─── GIVEN ENTRIES

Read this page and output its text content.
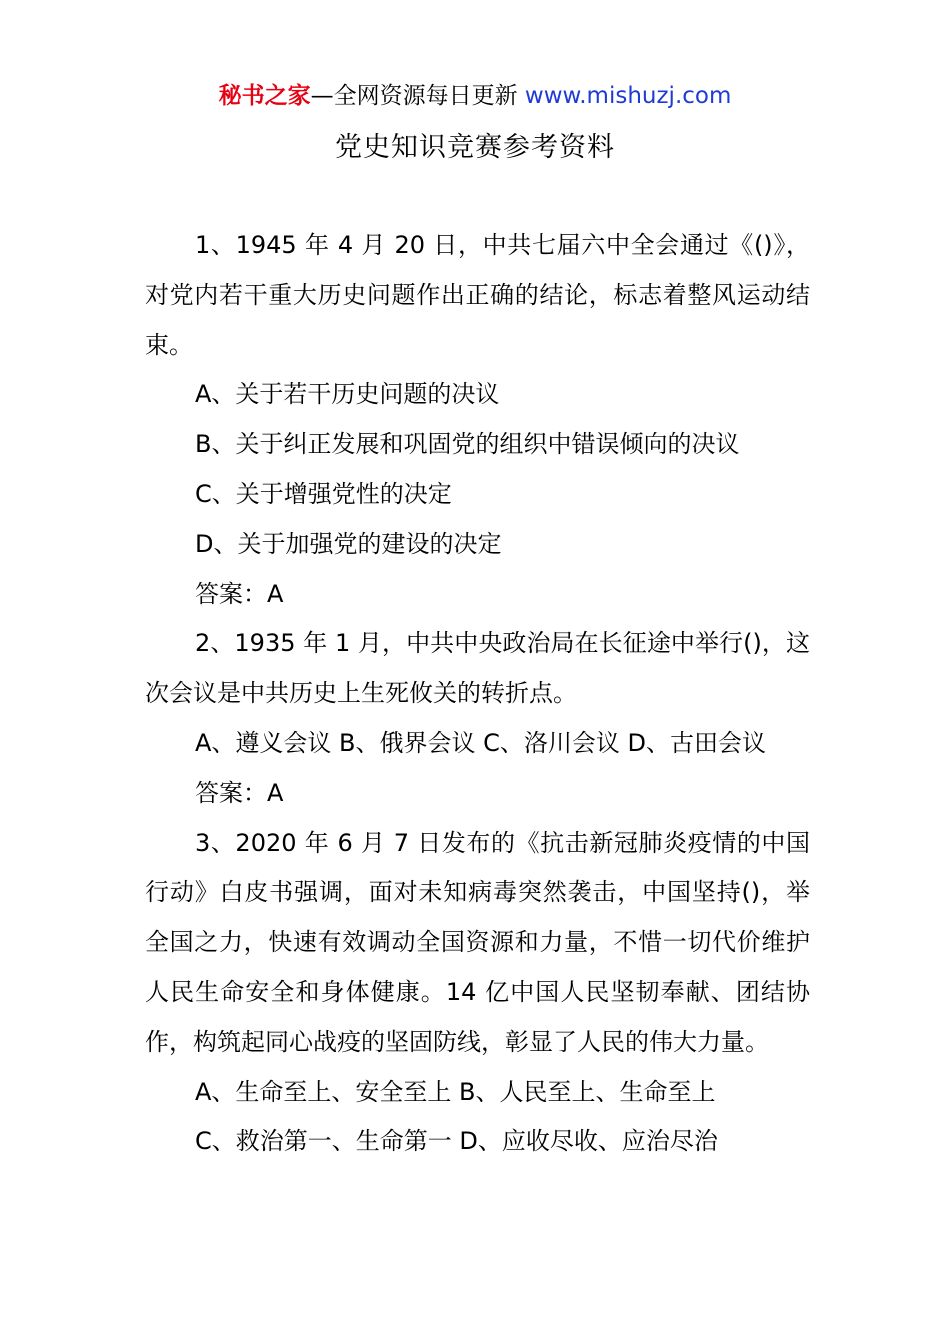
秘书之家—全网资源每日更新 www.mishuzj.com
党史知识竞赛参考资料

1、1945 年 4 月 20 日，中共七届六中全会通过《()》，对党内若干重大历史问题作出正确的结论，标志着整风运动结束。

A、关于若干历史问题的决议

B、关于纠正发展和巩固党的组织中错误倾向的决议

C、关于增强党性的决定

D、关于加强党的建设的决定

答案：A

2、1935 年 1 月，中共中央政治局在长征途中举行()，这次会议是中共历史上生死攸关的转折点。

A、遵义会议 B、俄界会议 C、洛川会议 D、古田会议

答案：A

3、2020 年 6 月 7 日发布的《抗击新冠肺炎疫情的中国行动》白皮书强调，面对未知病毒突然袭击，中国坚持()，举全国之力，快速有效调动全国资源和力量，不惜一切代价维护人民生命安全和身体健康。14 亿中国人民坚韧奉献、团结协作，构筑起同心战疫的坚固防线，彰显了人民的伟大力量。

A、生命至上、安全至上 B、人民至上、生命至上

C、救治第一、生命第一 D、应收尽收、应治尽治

──────
─── GIVEN ENTRIES

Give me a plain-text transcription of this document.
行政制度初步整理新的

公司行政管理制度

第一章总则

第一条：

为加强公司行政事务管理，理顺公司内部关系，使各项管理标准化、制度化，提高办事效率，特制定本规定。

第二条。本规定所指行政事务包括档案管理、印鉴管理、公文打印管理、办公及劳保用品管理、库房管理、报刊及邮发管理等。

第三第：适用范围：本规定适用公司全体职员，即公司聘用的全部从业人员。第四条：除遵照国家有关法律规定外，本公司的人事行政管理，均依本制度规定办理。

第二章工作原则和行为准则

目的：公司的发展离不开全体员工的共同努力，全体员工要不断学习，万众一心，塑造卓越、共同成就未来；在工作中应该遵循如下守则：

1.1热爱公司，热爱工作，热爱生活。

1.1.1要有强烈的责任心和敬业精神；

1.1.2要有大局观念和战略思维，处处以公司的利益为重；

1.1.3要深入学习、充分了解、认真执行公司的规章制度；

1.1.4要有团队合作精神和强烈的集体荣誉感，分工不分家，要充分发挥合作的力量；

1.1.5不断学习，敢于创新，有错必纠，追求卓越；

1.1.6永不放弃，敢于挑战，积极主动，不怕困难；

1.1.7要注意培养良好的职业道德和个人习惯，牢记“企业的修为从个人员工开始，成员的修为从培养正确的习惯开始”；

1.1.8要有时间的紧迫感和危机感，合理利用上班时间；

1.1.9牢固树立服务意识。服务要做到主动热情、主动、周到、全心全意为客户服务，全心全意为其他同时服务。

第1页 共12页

──────
─── GIVEN ENTRIES

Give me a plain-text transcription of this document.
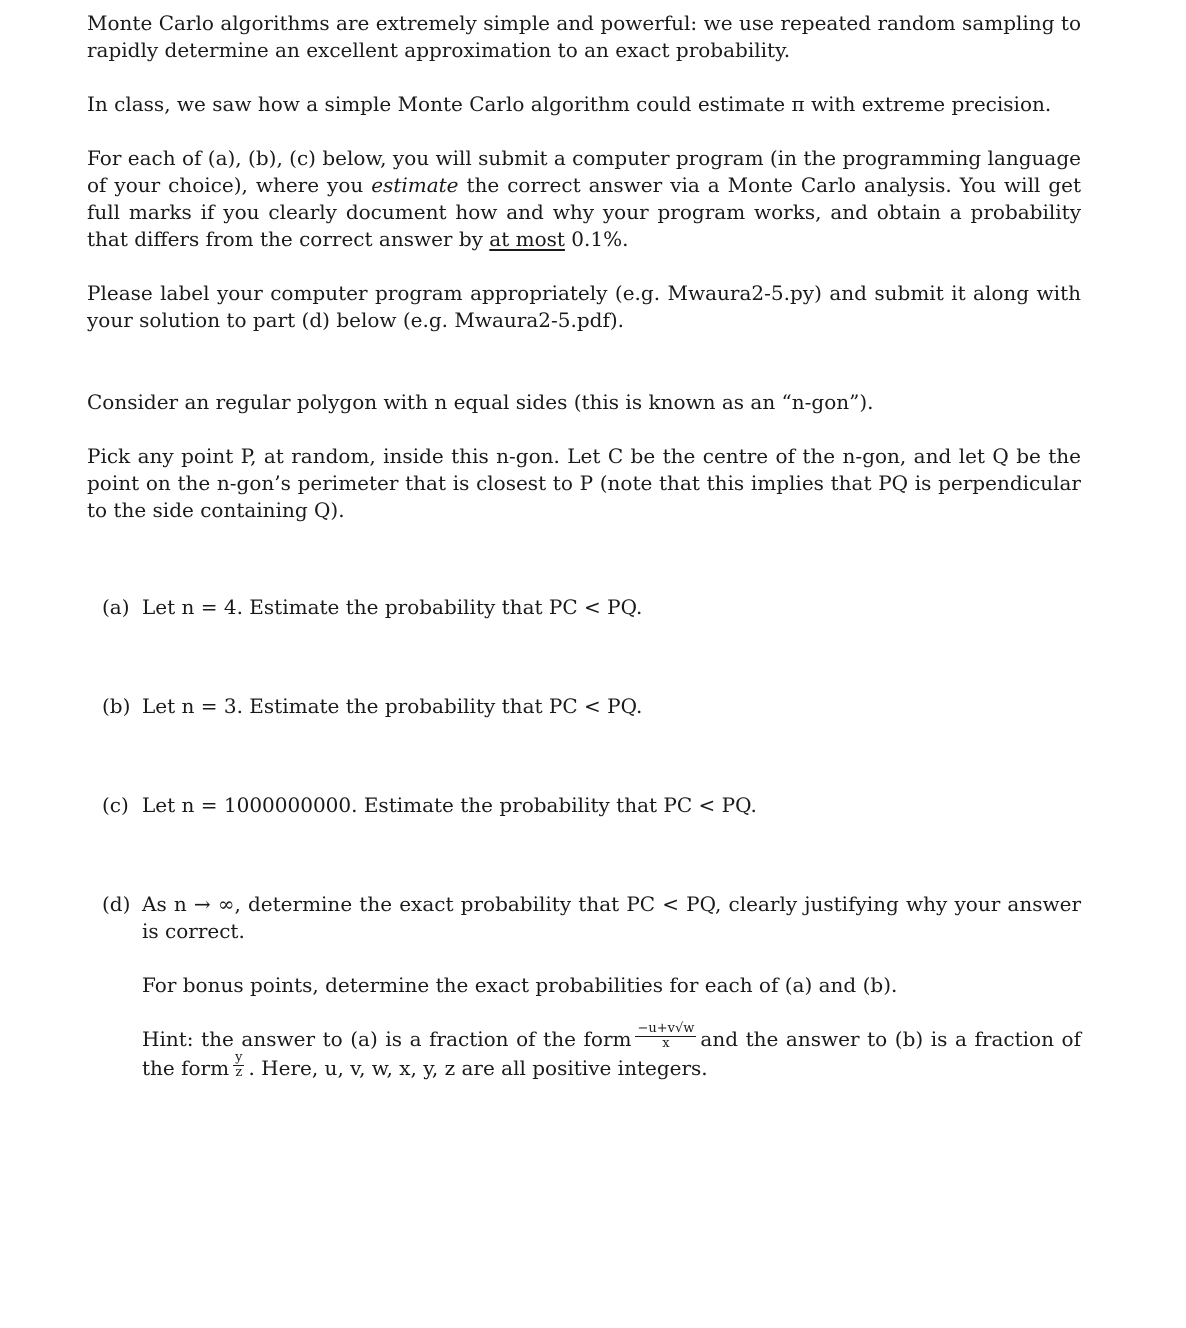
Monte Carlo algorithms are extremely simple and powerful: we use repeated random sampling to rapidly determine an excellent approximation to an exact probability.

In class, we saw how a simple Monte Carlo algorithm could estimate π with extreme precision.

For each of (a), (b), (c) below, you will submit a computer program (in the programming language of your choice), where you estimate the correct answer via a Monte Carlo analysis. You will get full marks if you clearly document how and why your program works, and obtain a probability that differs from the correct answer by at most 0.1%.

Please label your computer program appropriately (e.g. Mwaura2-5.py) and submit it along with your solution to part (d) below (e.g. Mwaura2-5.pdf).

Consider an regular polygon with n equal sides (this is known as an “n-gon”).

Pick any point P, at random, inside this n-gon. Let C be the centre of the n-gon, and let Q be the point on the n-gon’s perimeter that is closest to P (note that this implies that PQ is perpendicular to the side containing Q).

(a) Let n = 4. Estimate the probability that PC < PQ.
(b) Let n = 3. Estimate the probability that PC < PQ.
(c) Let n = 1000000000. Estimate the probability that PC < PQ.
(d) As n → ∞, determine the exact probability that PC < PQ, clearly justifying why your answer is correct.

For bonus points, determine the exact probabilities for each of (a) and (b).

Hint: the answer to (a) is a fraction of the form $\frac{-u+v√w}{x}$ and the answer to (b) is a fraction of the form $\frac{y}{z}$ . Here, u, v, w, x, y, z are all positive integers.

──────

### [TASK TO COMPLETE]
Using the material above, gather every line that includes "correct".

### [WRITTEN REPLY]
For each of (a), (b), (c) below, you will submit a computer program (in the programming language of your choice), where you estimate the correct answer via a Monte Carlo analysis. You will get full marks if you clearly document how and why your program works, and obtain a probability that differs from the correct answer by at most 0.1%.
(d) As n → ∞, determine the exact probability that PC < PQ, clearly justifying why your answer is correct.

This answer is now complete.